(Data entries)
=====
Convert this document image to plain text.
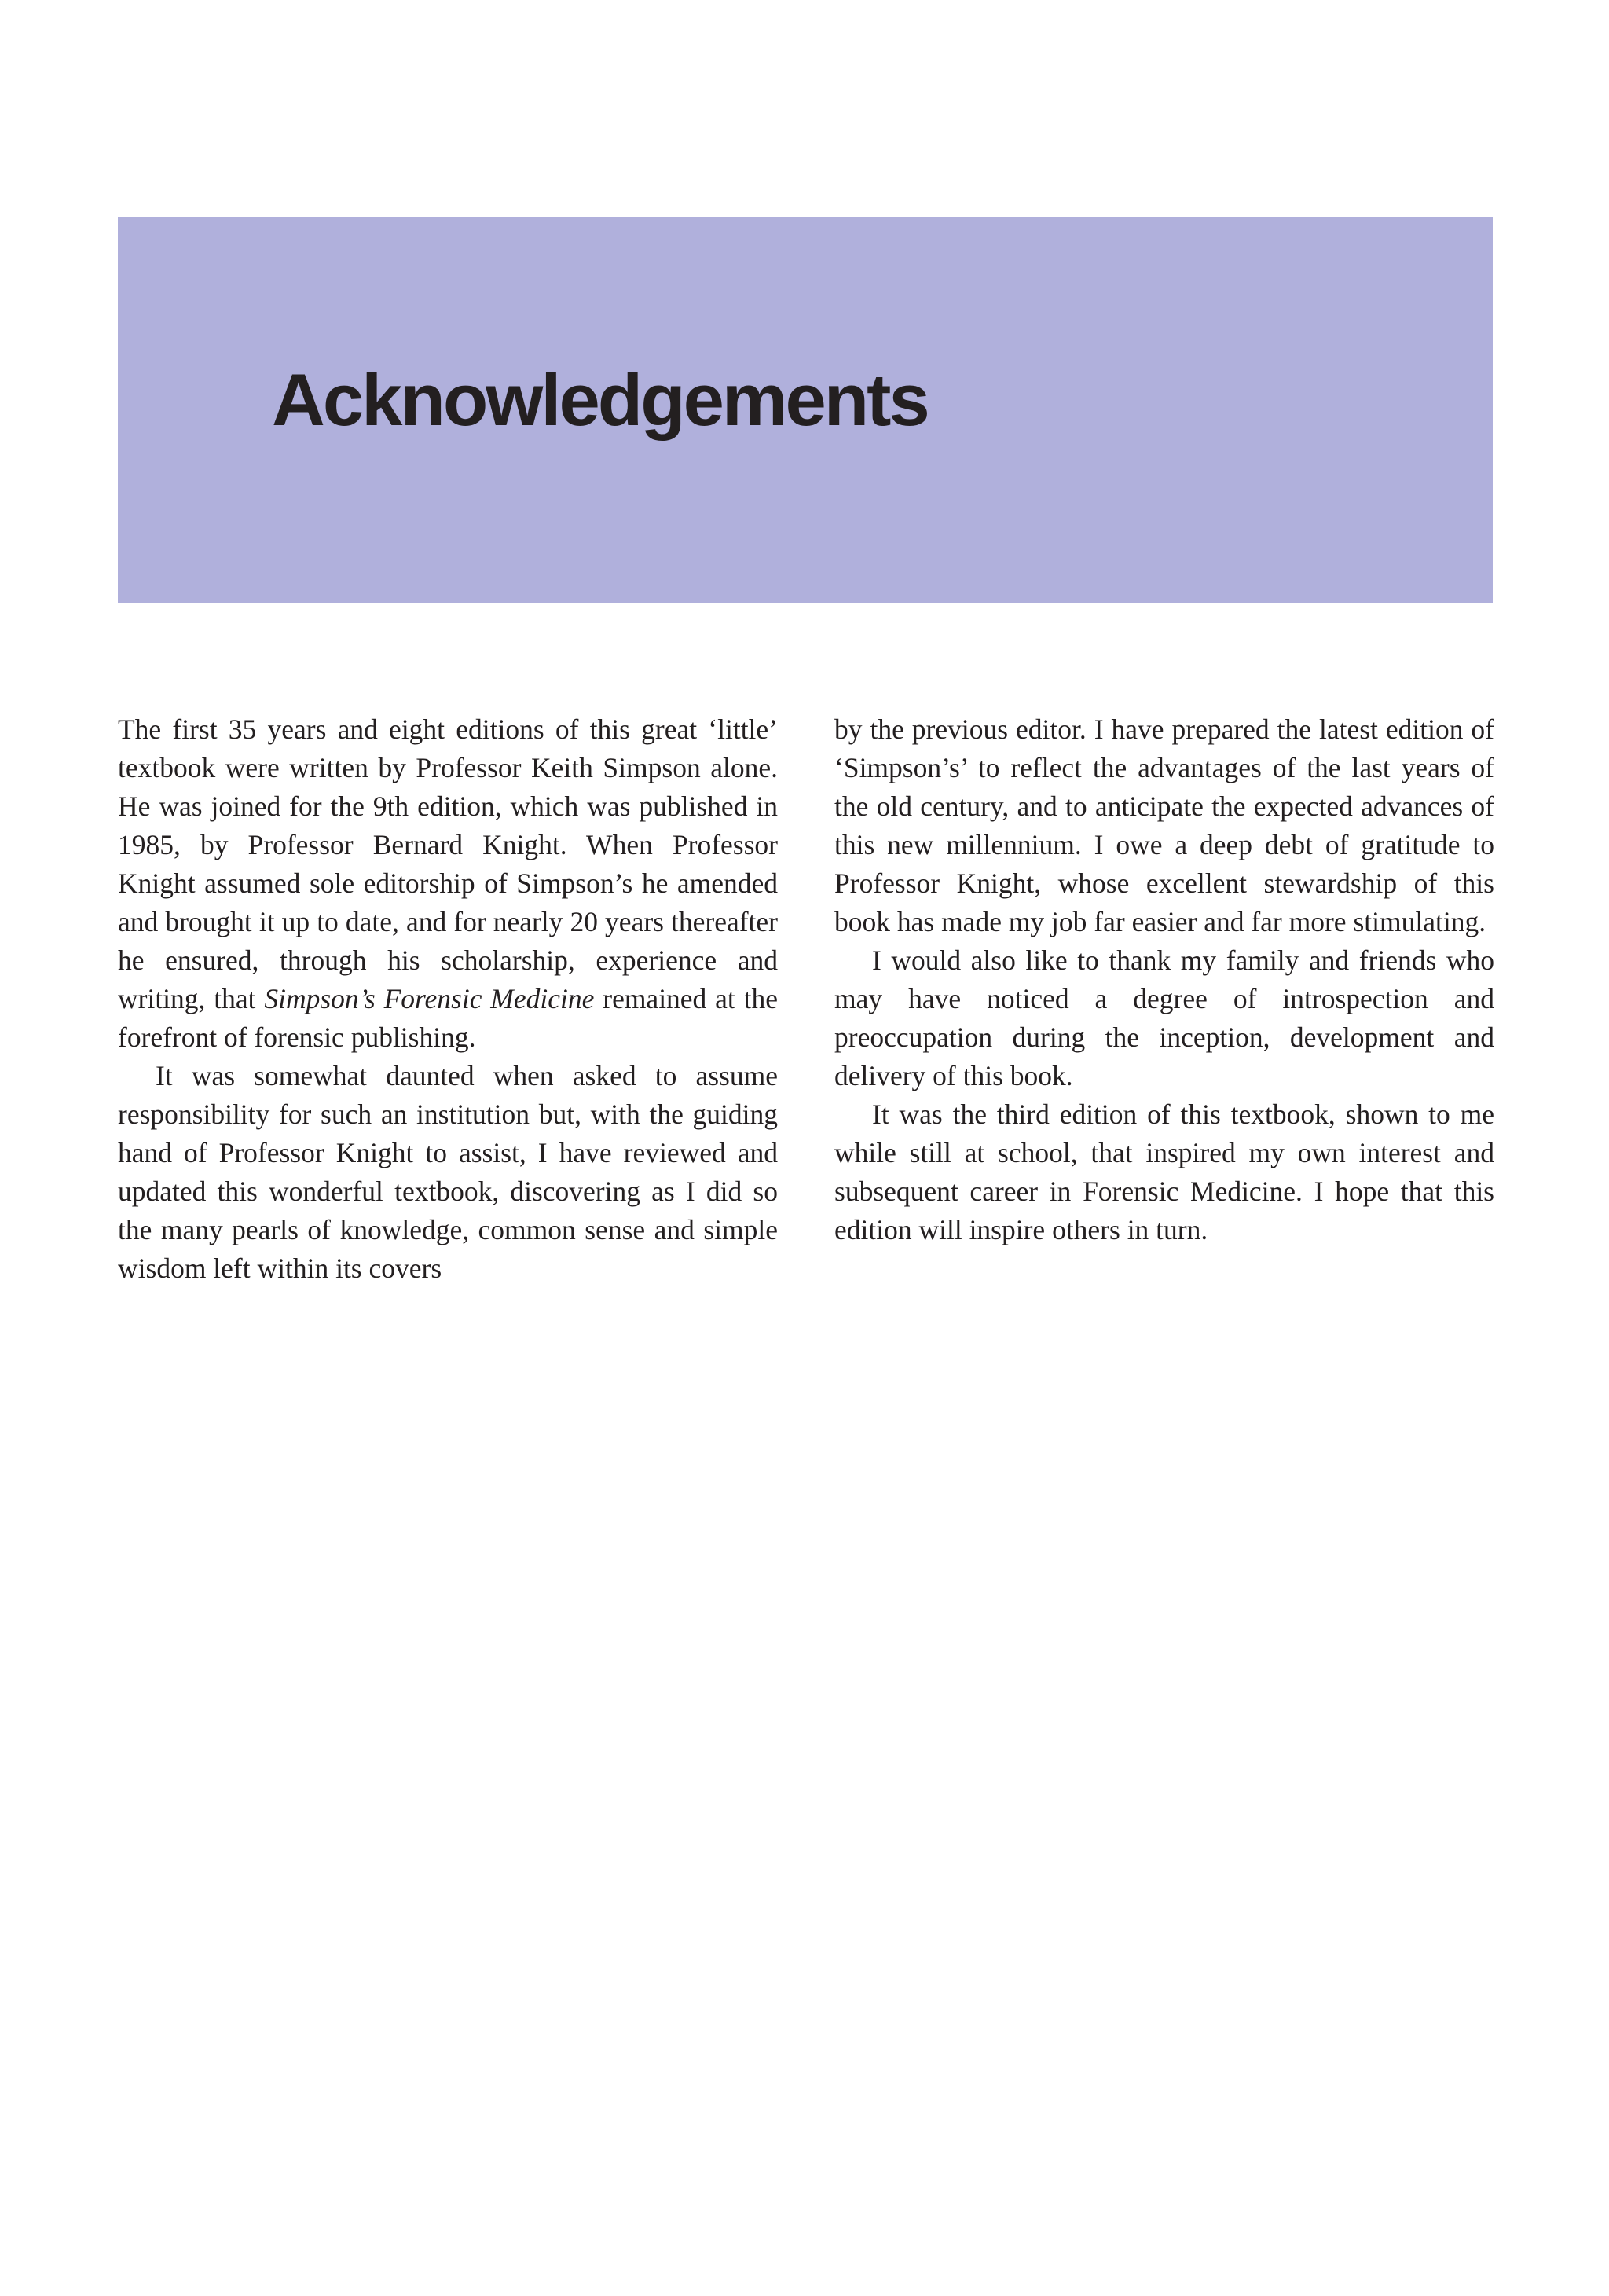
Acknowledgements

The first 35 years and eight editions of this great ‘little’ textbook were written by Professor Keith Simpson alone. He was joined for the 9th edition, which was published in 1985, by Professor Bernard Knight. When Professor Knight assumed sole editorship of Simpson’s he amended and brought it up to date, and for nearly 20 years thereafter he ensured, through his scholarship, experience and writing, that Simpson’s Forensic Medicine remained at the forefront of forensic publishing.

It was somewhat daunted when asked to assume responsibility for such an institution but, with the guiding hand of Professor Knight to assist, I have reviewed and updated this wonderful textbook, discovering as I did so the many pearls of knowledge, common sense and simple wisdom left within its covers

by the previous editor. I have prepared the latest edition of ‘Simpson’s’ to reflect the advantages of the last years of the old century, and to anticipate the expected advances of this new millennium. I owe a deep debt of gratitude to Professor Knight, whose excellent stewardship of this book has made my job far easier and far more stimulating.

I would also like to thank my family and friends who may have noticed a degree of introspection and preoccupation during the inception, development and delivery of this book.

It was the third edition of this textbook, shown to me while still at school, that inspired my own interest and subsequent career in Forensic Medicine. I hope that this edition will inspire others in turn.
=====
Pull out all lines in the data above that include "have".

_The solution_
It was somewhat daunted when asked to assume responsibility for such an institution but, with the guiding hand of Professor Knight to assist, I have reviewed and updated this wonderful textbook, discovering as I did so the many pearls of knowledge, common sense and simple wisdom left within its covers
by the previous editor. I have prepared the latest edition of ‘Simpson’s’ to reflect the advantages of the last years of the old century, and to anticipate the expected advances of this new millennium. I owe a deep debt of gratitude to Professor Knight, whose excellent stewardship of this book has made my job far easier and far more stimulating.
I would also like to thank my family and friends who may have noticed a degree of introspection and preoccupation during the inception, development and delivery of this book.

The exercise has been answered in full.